## Do this:
From the data below, gather each line that contains the word "Login". Case matters.

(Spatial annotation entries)
<<<<

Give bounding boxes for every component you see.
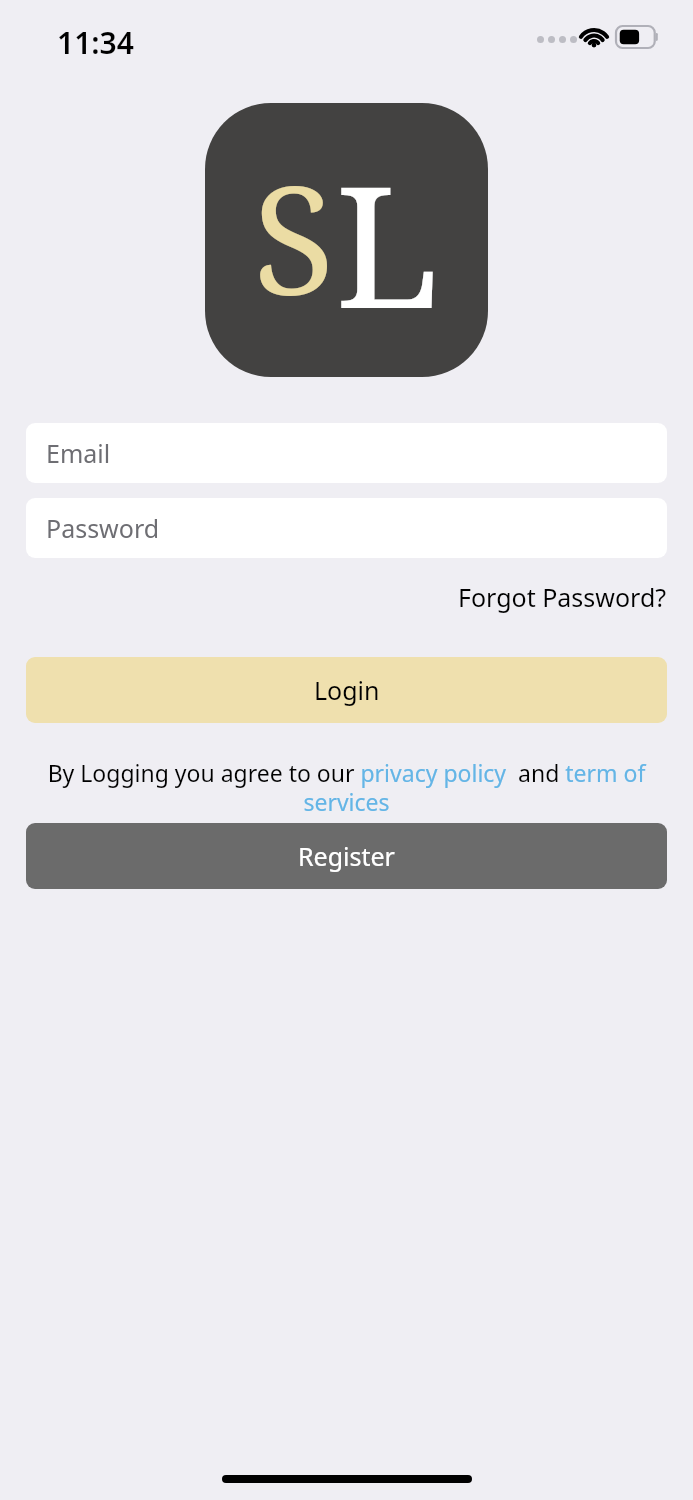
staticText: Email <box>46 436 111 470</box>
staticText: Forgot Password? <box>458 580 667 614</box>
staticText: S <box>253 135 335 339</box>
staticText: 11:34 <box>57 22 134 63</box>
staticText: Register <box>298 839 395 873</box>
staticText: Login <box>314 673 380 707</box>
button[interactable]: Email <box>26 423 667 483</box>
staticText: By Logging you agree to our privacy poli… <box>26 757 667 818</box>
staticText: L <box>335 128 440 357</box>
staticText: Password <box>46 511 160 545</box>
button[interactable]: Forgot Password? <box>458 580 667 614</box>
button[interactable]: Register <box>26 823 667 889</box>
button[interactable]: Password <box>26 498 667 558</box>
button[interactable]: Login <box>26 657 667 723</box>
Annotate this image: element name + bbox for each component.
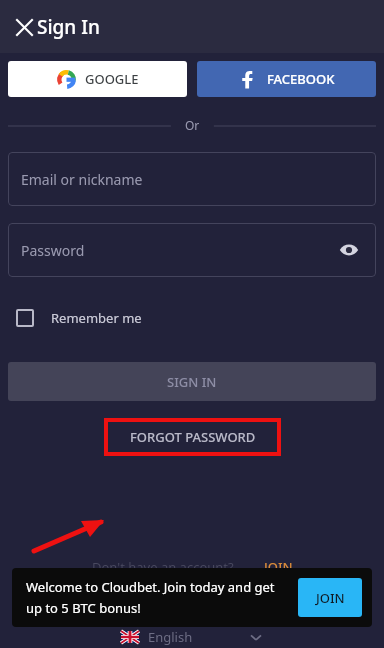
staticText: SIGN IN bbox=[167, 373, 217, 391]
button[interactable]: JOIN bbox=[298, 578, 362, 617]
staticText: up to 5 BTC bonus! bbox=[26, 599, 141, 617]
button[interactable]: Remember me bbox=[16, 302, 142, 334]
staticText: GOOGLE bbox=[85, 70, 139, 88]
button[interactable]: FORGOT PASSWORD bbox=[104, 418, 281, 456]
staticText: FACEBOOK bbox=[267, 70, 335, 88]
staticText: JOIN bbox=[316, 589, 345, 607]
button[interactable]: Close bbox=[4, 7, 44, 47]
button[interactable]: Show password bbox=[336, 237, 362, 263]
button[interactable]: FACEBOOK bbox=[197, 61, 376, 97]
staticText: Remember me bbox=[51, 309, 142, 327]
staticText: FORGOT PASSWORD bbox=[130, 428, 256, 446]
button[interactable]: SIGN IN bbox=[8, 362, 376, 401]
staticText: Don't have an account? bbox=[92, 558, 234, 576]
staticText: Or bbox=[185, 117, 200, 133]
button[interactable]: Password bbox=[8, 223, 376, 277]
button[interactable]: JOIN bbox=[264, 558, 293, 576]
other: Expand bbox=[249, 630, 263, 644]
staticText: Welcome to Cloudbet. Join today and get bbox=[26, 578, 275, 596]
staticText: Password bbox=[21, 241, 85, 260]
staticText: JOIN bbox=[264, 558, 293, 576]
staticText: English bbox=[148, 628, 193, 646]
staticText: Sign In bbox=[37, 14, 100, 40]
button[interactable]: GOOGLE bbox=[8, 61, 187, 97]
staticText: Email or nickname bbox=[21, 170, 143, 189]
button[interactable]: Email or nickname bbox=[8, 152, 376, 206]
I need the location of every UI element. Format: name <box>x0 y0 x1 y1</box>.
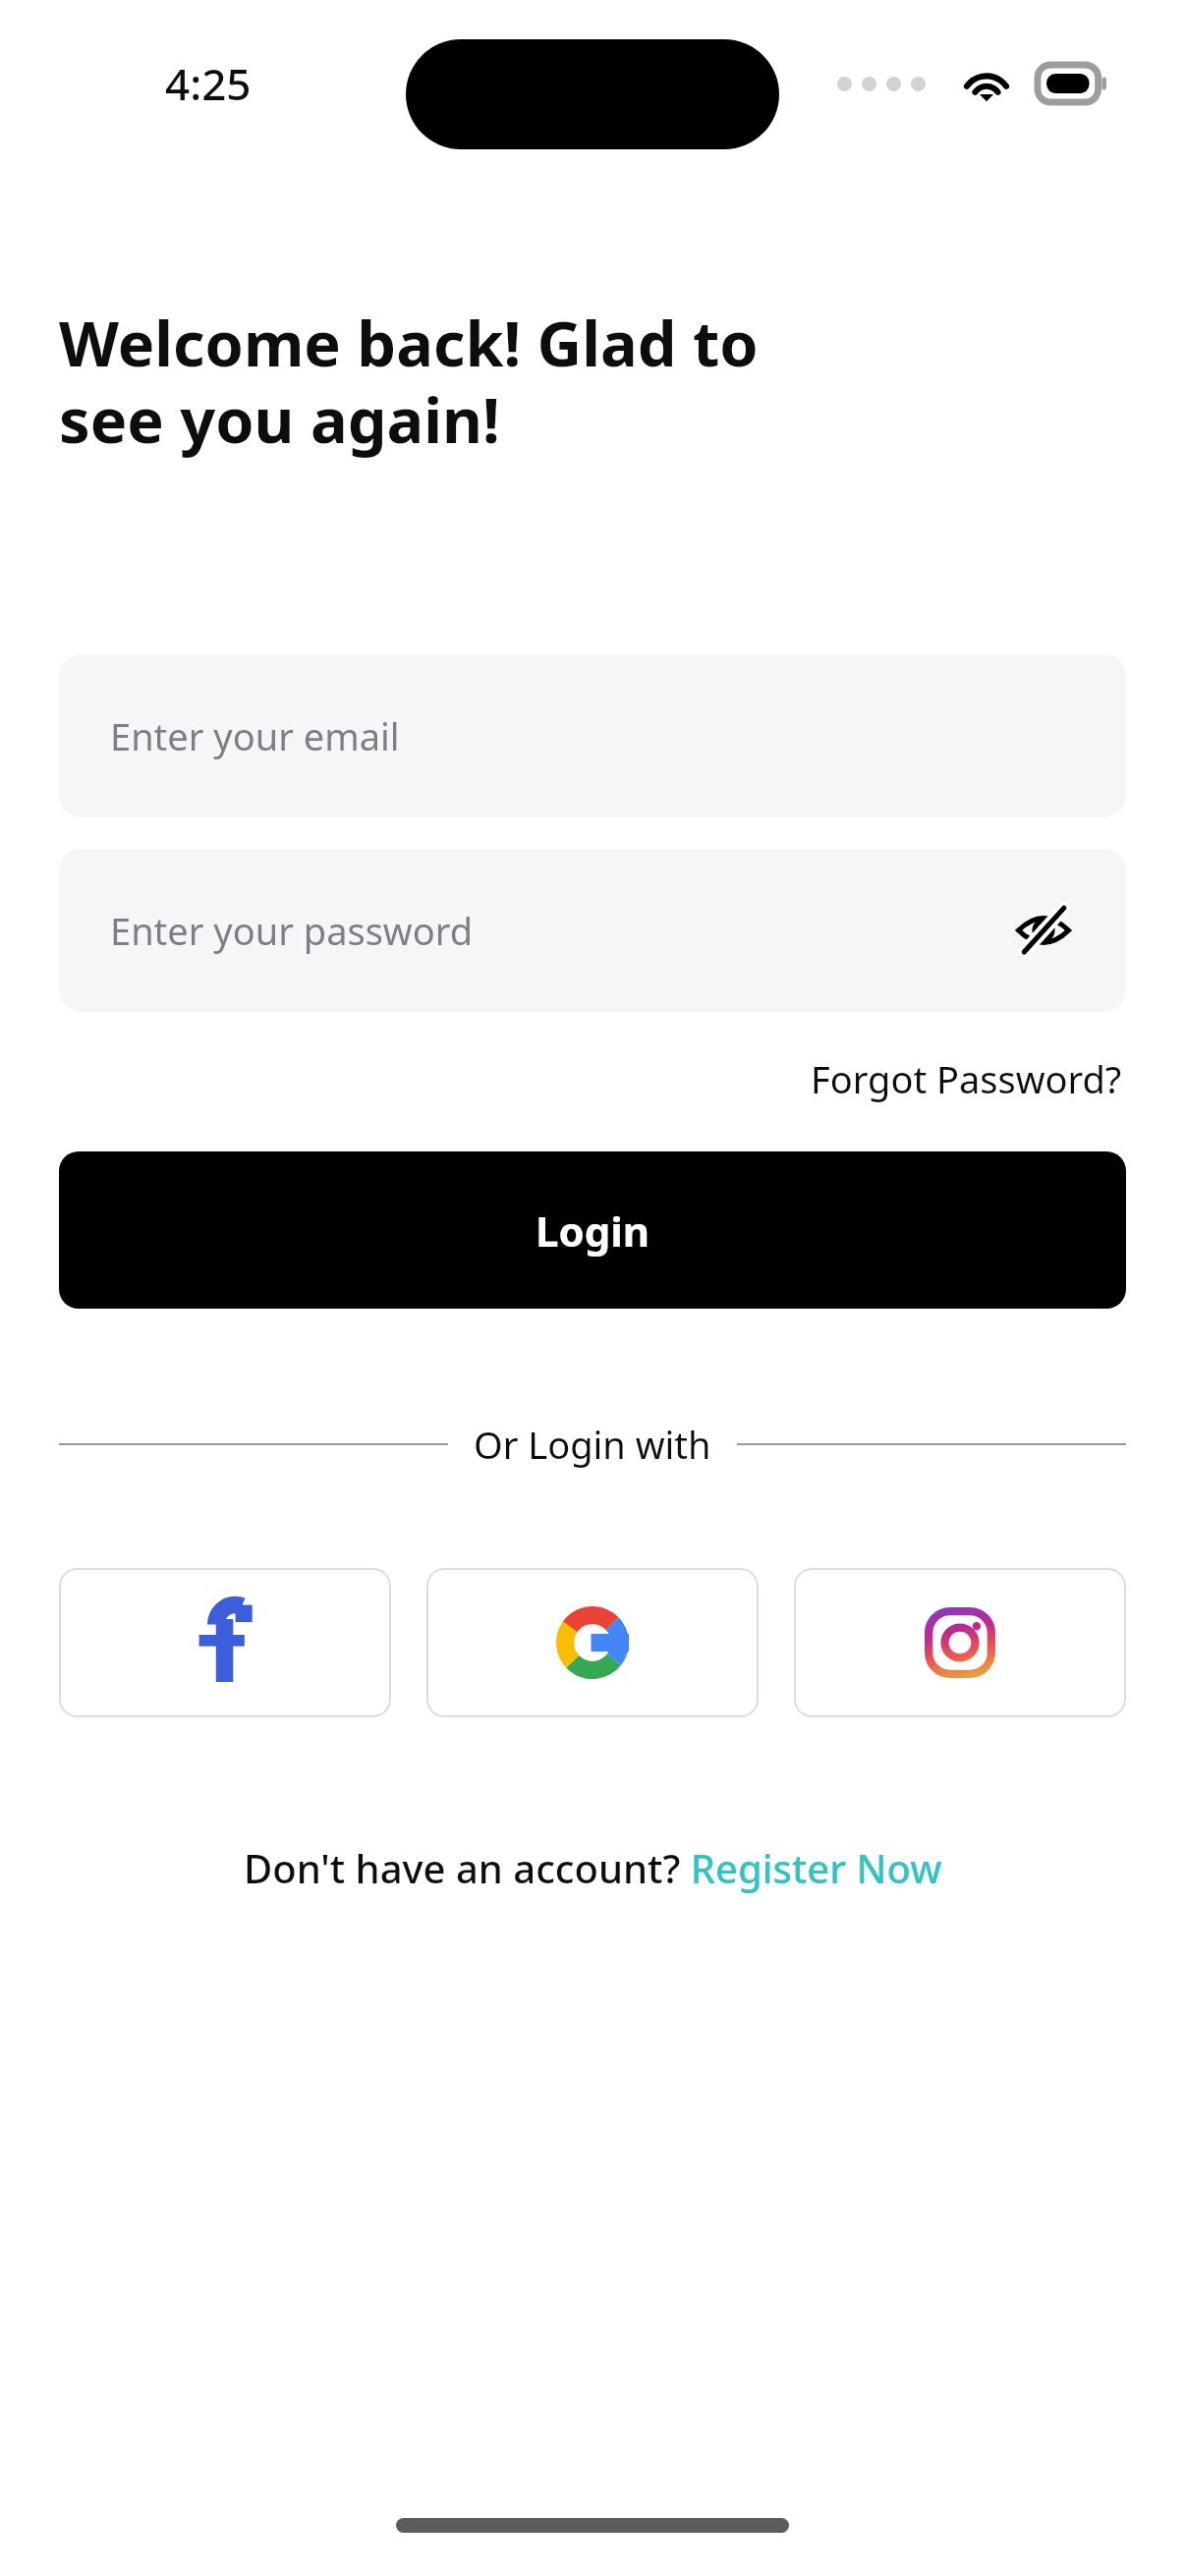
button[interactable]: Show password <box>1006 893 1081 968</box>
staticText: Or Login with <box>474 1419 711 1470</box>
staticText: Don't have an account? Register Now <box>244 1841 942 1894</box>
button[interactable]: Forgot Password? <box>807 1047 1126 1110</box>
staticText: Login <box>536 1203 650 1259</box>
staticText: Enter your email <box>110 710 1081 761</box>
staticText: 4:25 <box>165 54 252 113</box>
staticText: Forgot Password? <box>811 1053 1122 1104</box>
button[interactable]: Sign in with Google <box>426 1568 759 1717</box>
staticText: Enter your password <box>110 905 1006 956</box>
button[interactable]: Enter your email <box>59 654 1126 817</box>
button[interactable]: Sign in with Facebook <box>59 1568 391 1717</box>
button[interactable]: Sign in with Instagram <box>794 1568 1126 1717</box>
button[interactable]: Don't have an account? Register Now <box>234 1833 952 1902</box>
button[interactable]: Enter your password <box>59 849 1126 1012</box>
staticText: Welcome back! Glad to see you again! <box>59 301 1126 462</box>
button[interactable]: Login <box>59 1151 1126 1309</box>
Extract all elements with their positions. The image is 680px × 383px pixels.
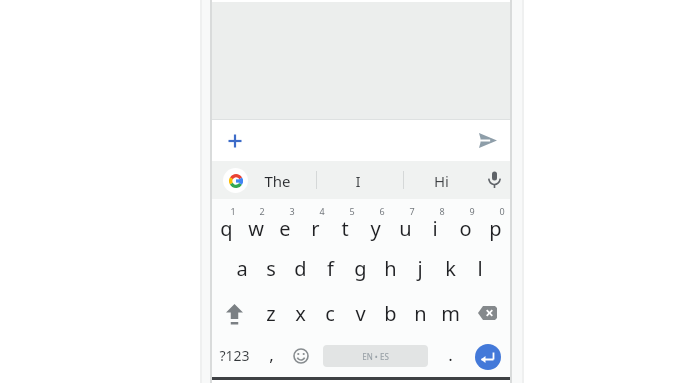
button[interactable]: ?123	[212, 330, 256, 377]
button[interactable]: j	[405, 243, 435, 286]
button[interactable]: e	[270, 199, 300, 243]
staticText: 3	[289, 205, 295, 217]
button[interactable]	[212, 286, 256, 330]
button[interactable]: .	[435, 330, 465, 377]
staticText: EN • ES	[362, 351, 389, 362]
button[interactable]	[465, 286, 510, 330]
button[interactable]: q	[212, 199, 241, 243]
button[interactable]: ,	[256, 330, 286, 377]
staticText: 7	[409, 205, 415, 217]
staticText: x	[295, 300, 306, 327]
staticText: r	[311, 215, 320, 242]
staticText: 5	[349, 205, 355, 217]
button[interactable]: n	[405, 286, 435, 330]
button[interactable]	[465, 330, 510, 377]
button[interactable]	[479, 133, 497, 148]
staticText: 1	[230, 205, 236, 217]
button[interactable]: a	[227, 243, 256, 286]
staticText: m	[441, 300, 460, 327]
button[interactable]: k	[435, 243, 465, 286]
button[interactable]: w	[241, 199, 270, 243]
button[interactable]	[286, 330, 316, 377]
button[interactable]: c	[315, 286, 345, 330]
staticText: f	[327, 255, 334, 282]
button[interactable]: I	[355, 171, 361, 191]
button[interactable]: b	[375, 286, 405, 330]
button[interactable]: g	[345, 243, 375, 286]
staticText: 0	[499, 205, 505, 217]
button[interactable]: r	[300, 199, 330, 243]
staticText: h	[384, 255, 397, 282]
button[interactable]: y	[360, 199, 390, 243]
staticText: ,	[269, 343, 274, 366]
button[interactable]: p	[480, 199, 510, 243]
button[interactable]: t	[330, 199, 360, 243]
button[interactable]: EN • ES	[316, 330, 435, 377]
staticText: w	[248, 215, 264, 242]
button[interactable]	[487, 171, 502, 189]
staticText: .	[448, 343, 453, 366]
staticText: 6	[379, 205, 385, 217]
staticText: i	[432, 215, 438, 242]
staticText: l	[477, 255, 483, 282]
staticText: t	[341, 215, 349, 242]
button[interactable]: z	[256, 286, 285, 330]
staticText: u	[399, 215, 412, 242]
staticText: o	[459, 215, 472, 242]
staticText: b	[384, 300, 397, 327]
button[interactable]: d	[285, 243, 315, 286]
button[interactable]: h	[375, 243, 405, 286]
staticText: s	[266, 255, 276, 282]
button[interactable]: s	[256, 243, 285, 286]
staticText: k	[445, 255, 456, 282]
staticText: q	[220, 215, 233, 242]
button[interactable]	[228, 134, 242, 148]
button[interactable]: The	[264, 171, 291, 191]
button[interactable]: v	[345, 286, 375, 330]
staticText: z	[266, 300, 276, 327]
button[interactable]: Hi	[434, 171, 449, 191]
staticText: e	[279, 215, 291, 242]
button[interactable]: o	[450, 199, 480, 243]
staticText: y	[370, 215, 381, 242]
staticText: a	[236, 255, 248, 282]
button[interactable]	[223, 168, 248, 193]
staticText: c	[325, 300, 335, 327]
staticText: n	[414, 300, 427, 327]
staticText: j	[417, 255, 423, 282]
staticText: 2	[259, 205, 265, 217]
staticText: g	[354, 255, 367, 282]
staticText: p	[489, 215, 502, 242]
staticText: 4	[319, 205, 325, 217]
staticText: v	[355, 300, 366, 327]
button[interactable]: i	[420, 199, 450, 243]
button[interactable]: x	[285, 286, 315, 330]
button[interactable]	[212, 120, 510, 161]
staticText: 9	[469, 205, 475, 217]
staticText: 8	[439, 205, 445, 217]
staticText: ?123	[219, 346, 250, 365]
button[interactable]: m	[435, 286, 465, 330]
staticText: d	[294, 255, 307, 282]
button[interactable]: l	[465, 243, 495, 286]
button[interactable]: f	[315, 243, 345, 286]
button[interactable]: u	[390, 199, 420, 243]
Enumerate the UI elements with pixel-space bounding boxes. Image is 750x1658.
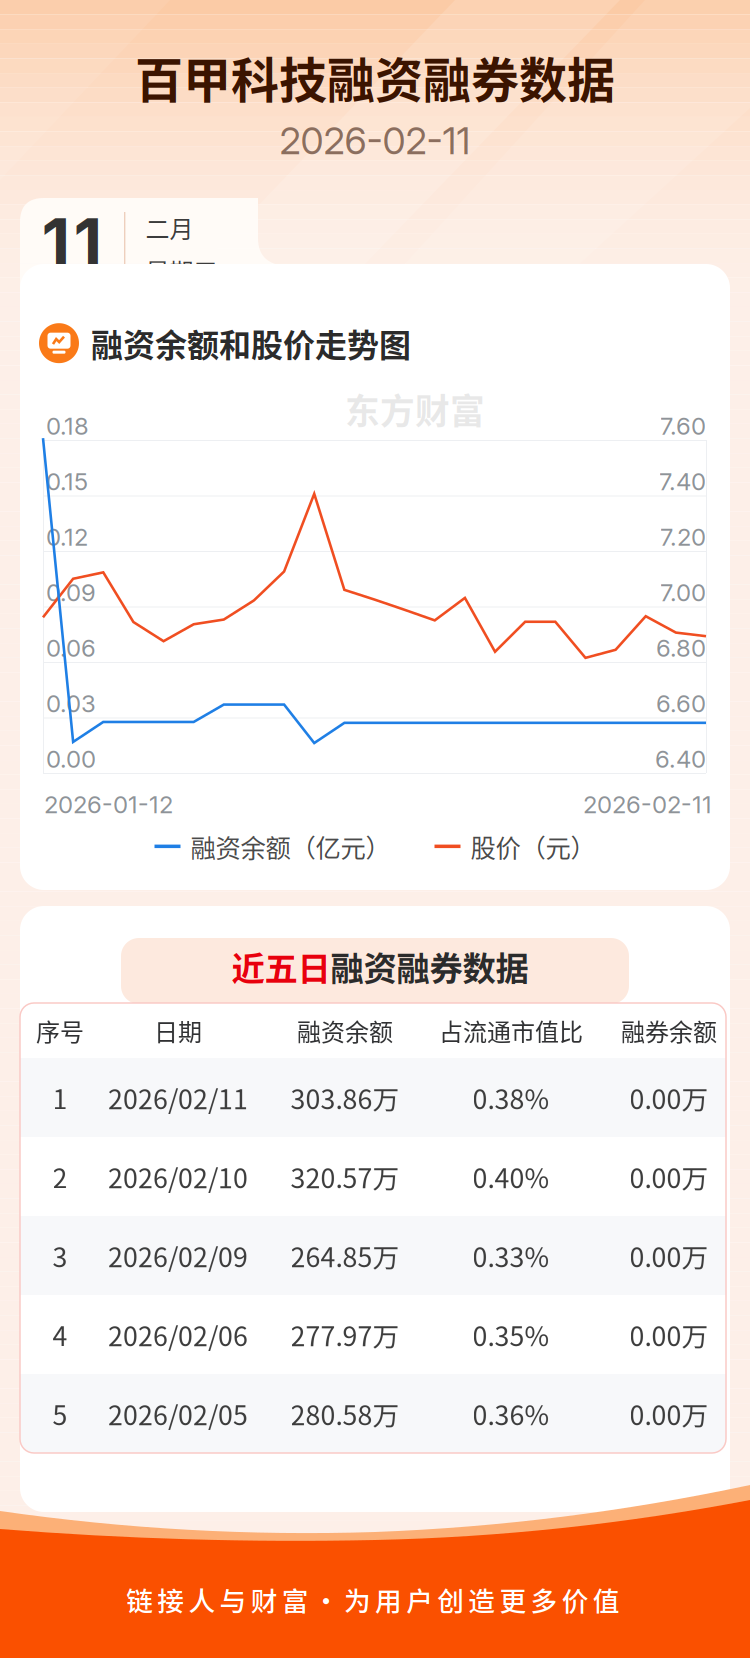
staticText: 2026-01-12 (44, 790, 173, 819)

>>>>

## Response for this exercise:
staticText: Login <box>314 673 380 707</box>
button[interactable]: Login <box>26 657 667 723</box>
staticText: Or Login with <box>474 1419 711 1470</box>
staticText: Login <box>536 1203 650 1259</box>
button[interactable]: Login <box>59 1151 1126 1309</box>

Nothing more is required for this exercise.